*Saved data entries*
----------

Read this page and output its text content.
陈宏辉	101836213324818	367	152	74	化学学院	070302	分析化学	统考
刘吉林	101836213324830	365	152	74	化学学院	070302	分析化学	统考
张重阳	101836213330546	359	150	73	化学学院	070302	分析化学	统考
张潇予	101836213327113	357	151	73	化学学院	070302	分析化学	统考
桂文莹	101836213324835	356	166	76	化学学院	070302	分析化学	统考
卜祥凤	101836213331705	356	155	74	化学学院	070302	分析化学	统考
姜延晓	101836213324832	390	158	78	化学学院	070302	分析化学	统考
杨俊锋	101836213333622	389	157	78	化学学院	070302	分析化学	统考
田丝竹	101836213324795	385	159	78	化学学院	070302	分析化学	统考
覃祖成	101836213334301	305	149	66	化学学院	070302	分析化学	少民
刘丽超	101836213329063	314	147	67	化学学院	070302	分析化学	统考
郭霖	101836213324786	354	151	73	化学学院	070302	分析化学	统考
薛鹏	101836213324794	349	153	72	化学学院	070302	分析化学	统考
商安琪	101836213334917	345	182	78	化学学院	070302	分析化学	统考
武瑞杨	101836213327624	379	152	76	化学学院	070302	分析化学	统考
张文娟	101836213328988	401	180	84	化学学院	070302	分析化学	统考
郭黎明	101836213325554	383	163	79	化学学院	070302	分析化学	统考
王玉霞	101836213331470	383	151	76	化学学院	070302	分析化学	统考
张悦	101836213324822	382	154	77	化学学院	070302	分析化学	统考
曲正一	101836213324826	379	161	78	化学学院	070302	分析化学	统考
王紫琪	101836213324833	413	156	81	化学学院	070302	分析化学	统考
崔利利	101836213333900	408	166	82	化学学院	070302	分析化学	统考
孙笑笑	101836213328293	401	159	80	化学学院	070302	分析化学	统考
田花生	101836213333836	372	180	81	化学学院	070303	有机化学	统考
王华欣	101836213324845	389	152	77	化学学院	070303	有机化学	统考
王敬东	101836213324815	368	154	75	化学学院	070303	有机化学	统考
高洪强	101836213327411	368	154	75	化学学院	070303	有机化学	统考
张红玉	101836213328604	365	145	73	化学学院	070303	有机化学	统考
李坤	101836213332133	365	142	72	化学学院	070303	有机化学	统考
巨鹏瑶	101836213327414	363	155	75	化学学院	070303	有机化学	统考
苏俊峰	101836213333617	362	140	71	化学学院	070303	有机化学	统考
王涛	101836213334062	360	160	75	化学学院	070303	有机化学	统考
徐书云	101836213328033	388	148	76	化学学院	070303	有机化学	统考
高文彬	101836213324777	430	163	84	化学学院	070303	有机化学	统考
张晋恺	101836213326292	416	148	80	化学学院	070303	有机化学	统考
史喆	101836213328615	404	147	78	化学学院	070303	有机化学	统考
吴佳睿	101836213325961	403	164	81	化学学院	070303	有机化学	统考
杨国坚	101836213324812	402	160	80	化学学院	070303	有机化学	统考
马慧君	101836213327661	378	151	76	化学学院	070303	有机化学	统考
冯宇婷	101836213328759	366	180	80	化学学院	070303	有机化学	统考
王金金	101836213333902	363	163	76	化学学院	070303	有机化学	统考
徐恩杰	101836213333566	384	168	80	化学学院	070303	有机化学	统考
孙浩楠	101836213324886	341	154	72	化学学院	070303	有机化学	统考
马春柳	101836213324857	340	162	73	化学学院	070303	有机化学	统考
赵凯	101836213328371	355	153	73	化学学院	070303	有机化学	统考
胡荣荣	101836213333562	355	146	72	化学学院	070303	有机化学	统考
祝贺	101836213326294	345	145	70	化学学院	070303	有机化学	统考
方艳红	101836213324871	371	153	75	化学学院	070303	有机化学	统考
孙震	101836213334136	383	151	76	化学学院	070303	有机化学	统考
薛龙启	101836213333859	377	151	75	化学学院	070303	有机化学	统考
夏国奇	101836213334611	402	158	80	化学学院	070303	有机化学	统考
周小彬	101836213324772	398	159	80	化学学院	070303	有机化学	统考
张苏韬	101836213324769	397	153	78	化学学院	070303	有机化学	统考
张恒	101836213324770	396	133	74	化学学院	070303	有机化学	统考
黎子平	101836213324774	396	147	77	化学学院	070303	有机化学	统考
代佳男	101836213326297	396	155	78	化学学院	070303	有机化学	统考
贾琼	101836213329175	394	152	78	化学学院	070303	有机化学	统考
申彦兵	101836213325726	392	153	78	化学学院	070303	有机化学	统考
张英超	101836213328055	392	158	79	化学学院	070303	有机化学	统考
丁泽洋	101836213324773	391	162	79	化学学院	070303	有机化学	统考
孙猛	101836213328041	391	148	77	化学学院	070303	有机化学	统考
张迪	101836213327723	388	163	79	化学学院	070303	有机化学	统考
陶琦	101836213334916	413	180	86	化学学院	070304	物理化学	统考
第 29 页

----------

Write out every record shown above, word for word.

Read this page and output its text content.
陈宏辉	101836213324818	367	152	74	化学学院	070302	分析化学	统考
刘吉林	101836213324830	365	152	74	化学学院	070302	分析化学	统考
张重阳	101836213330546	359	150	73	化学学院	070302	分析化学	统考
张潇予	101836213327113	357	151	73	化学学院	070302	分析化学	统考
桂文莹	101836213324835	356	166	76	化学学院	070302	分析化学	统考
卜祥凤	101836213331705	356	155	74	化学学院	070302	分析化学	统考
姜延晓	101836213324832	390	158	78	化学学院	070302	分析化学	统考
杨俊锋	101836213333622	389	157	78	化学学院	070302	分析化学	统考
田丝竹	101836213324795	385	159	78	化学学院	070302	分析化学	统考
覃祖成	101836213334301	305	149	66	化学学院	070302	分析化学	少民
刘丽超	101836213329063	314	147	67	化学学院	070302	分析化学	统考
郭霖	101836213324786	354	151	73	化学学院	070302	分析化学	统考
薛鹏	101836213324794	349	153	72	化学学院	070302	分析化学	统考
商安琪	101836213334917	345	182	78	化学学院	070302	分析化学	统考
武瑞杨	101836213327624	379	152	76	化学学院	070302	分析化学	统考
张文娟	101836213328988	401	180	84	化学学院	070302	分析化学	统考
郭黎明	101836213325554	383	163	79	化学学院	070302	分析化学	统考
王玉霞	101836213331470	383	151	76	化学学院	070302	分析化学	统考
张悦	101836213324822	382	154	77	化学学院	070302	分析化学	统考
曲正一	101836213324826	379	161	78	化学学院	070302	分析化学	统考
王紫琪	101836213324833	413	156	81	化学学院	070302	分析化学	统考
崔利利	101836213333900	408	166	82	化学学院	070302	分析化学	统考
孙笑笑	101836213328293	401	159	80	化学学院	070302	分析化学	统考
田花生	101836213333836	372	180	81	化学学院	070303	有机化学	统考
王华欣	101836213324845	389	152	77	化学学院	070303	有机化学	统考
王敬东	101836213324815	368	154	75	化学学院	070303	有机化学	统考
高洪强	101836213327411	368	154	75	化学学院	070303	有机化学	统考
张红玉	101836213328604	365	145	73	化学学院	070303	有机化学	统考
李坤	101836213332133	365	142	72	化学学院	070303	有机化学	统考
巨鹏瑶	101836213327414	363	155	75	化学学院	070303	有机化学	统考
苏俊峰	101836213333617	362	140	71	化学学院	070303	有机化学	统考
王涛	101836213334062	360	160	75	化学学院	070303	有机化学	统考
徐书云	101836213328033	388	148	76	化学学院	070303	有机化学	统考
高文彬	101836213324777	430	163	84	化学学院	070303	有机化学	统考
张晋恺	101836213326292	416	148	80	化学学院	070303	有机化学	统考
史喆	101836213328615	404	147	78	化学学院	070303	有机化学	统考
吴佳睿	101836213325961	403	164	81	化学学院	070303	有机化学	统考
杨国坚	101836213324812	402	160	80	化学学院	070303	有机化学	统考
马慧君	101836213327661	378	151	76	化学学院	070303	有机化学	统考
冯宇婷	101836213328759	366	180	80	化学学院	070303	有机化学	统考
王金金	101836213333902	363	163	76	化学学院	070303	有机化学	统考
徐恩杰	101836213333566	384	168	80	化学学院	070303	有机化学	统考
孙浩楠	101836213324886	341	154	72	化学学院	070303	有机化学	统考
马春柳	101836213324857	340	162	73	化学学院	070303	有机化学	统考
赵凯	101836213328371	355	153	73	化学学院	070303	有机化学	统考
胡荣荣	101836213333562	355	146	72	化学学院	070303	有机化学	统考
祝贺	101836213326294	345	145	70	化学学院	070303	有机化学	统考
方艳红	101836213324871	371	153	75	化学学院	070303	有机化学	统考
孙震	101836213334136	383	151	76	化学学院	070303	有机化学	统考
薛龙启	101836213333859	377	151	75	化学学院	070303	有机化学	统考
夏国奇	101836213334611	402	158	80	化学学院	070303	有机化学	统考
周小彬	101836213324772	398	159	80	化学学院	070303	有机化学	统考
张苏韬	101836213324769	397	153	78	化学学院	070303	有机化学	统考
张恒	101836213324770	396	133	74	化学学院	070303	有机化学	统考
黎子平	101836213324774	396	147	77	化学学院	070303	有机化学	统考
代佳男	101836213326297	396	155	78	化学学院	070303	有机化学	统考
贾琼	101836213329175	394	152	78	化学学院	070303	有机化学	统考
申彦兵	101836213325726	392	153	78	化学学院	070303	有机化学	统考
张英超	101836213328055	392	158	79	化学学院	070303	有机化学	统考
丁泽洋	101836213324773	391	162	79	化学学院	070303	有机化学	统考
孙猛	101836213328041	391	148	77	化学学院	070303	有机化学	统考
张迪	101836213327723	388	163	79	化学学院	070303	有机化学	统考
陶琦	101836213334916	413	180	86	化学学院	070304	物理化学	统考
第 29 页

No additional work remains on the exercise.